■ Exercise objective: Copy every record below, exactly as written.
══════
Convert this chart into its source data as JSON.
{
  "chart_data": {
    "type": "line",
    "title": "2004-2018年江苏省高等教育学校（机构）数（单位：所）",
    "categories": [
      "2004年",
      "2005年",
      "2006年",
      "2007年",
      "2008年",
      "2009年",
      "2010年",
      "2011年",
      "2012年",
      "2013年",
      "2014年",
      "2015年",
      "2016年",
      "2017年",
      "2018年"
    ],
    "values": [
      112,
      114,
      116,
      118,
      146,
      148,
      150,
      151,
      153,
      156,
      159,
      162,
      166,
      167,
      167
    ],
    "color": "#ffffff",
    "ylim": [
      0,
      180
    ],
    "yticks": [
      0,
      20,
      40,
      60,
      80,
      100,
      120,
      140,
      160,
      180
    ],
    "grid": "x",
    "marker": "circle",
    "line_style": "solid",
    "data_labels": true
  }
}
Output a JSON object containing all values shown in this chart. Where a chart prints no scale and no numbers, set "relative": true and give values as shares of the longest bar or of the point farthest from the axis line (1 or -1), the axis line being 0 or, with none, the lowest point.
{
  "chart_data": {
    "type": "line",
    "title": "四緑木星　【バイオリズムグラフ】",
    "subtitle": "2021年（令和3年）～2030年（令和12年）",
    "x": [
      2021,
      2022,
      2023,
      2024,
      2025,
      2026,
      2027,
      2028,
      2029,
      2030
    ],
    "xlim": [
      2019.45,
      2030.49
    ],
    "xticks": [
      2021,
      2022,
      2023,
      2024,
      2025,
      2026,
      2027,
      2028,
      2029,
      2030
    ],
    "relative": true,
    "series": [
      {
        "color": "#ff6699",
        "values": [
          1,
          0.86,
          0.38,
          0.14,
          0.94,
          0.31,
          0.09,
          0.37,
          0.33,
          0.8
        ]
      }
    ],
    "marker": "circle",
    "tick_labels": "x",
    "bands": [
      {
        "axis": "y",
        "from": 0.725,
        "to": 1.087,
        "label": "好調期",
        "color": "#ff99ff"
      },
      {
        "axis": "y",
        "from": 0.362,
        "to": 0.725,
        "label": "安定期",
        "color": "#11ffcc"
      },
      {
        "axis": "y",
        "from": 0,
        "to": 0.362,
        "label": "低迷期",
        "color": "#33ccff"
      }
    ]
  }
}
══════
■ Result for this exercise:
Convert this chart into its source data as JSON.
{
  "chart_data": {
    "type": "line",
    "title": "2004-2018年江苏省高等教育学校（机构）数（单位：所）",
    "categories": [
      "2004年",
      "2005年",
      "2006年",
      "2007年",
      "2008年",
      "2009年",
      "2010年",
      "2011年",
      "2012年",
      "2013年",
      "2014年",
      "2015年",
      "2016年",
      "2017年",
      "2018年"
    ],
    "values": [
      112,
      114,
      116,
      118,
      146,
      148,
      150,
      151,
      153,
      156,
      159,
      162,
      166,
      167,
      167
    ],
    "color": "#ffffff",
    "ylim": [
      0,
      180
    ],
    "yticks": [
      0,
      20,
      40,
      60,
      80,
      100,
      120,
      140,
      160,
      180
    ],
    "grid": "x",
    "marker": "circle",
    "line_style": "solid",
    "data_labels": true
  }
}
Output a JSON object containing all values shown in this chart. Where a chart prints no scale and no numbers, set "relative": true and give values as shares of the longest bar or of the point farthest from the axis line (1 or -1), the axis line being 0 or, with none, the lowest point.
{
  "chart_data": {
    "type": "line",
    "title": "四緑木星　【バイオリズムグラフ】",
    "subtitle": "2021年（令和3年）～2030年（令和12年）",
    "x": [
      2021,
      2022,
      2023,
      2024,
      2025,
      2026,
      2027,
      2028,
      2029,
      2030
    ],
    "xlim": [
      2019.45,
      2030.49
    ],
    "xticks": [
      2021,
      2022,
      2023,
      2024,
      2025,
      2026,
      2027,
      2028,
      2029,
      2030
    ],
    "relative": true,
    "series": [
      {
        "color": "#ff6699",
        "values": [
          1,
          0.86,
          0.38,
          0.14,
          0.94,
          0.31,
          0.09,
          0.37,
          0.33,
          0.8
        ]
      }
    ],
    "marker": "circle",
    "tick_labels": "x",
    "bands": [
      {
        "axis": "y",
        "from": 0.725,
        "to": 1.087,
        "label": "好調期",
        "color": "#ff99ff"
      },
      {
        "axis": "y",
        "from": 0.362,
        "to": 0.725,
        "label": "安定期",
        "color": "#11ffcc"
      },
      {
        "axis": "y",
        "from": 0,
        "to": 0.362,
        "label": "低迷期",
        "color": "#33ccff"
      }
    ]
  }
}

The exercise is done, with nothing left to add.